— Start —

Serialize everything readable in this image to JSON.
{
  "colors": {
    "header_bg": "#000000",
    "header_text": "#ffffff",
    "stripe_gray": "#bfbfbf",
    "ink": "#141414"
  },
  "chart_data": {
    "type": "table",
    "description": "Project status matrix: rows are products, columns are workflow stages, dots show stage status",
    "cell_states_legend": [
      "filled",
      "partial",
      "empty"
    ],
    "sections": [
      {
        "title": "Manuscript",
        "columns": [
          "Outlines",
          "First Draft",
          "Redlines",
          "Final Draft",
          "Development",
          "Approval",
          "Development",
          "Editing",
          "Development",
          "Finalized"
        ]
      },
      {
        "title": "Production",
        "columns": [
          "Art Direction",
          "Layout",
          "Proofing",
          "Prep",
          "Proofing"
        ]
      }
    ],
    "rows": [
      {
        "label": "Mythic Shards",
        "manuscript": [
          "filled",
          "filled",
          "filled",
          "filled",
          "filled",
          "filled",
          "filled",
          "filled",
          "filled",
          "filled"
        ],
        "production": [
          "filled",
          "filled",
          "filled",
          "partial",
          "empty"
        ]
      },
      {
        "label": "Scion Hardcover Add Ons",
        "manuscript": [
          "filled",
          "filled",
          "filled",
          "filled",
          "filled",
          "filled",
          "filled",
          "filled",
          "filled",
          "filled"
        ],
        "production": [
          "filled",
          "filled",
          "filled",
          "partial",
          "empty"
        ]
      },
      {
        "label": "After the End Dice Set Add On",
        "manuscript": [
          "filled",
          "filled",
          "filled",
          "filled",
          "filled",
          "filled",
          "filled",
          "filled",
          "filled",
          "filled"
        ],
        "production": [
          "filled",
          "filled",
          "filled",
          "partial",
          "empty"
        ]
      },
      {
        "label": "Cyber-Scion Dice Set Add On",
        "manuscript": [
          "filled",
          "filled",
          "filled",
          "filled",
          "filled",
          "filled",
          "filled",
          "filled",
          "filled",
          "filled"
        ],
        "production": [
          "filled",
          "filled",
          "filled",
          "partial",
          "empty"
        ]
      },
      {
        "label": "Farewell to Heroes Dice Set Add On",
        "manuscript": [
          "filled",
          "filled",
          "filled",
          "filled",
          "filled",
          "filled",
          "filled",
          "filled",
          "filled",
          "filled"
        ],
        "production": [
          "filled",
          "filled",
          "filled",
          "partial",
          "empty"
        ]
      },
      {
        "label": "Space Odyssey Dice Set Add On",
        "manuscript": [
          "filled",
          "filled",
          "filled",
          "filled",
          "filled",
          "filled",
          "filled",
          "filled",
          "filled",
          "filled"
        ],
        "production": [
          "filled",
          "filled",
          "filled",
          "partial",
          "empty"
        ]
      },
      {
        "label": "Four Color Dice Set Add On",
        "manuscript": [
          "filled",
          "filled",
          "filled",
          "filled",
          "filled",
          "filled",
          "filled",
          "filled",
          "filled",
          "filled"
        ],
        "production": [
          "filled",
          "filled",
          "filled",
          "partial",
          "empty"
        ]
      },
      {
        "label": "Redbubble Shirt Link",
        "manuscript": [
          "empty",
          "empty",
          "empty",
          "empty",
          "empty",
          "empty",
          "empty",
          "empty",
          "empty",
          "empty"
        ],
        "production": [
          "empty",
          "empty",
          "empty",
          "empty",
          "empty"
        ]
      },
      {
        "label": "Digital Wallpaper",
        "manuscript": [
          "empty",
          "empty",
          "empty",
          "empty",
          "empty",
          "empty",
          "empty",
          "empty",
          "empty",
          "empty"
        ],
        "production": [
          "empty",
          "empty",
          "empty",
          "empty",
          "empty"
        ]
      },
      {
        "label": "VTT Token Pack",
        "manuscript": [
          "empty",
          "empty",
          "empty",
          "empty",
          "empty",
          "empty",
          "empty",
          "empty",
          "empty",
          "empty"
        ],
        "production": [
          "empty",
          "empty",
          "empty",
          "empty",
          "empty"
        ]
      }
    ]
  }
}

— End —

[Task statement]
Where a line of the material above holds the string "title", copy that line.

[Complete answer]
        "title": "Manuscript",
        "title": "Production",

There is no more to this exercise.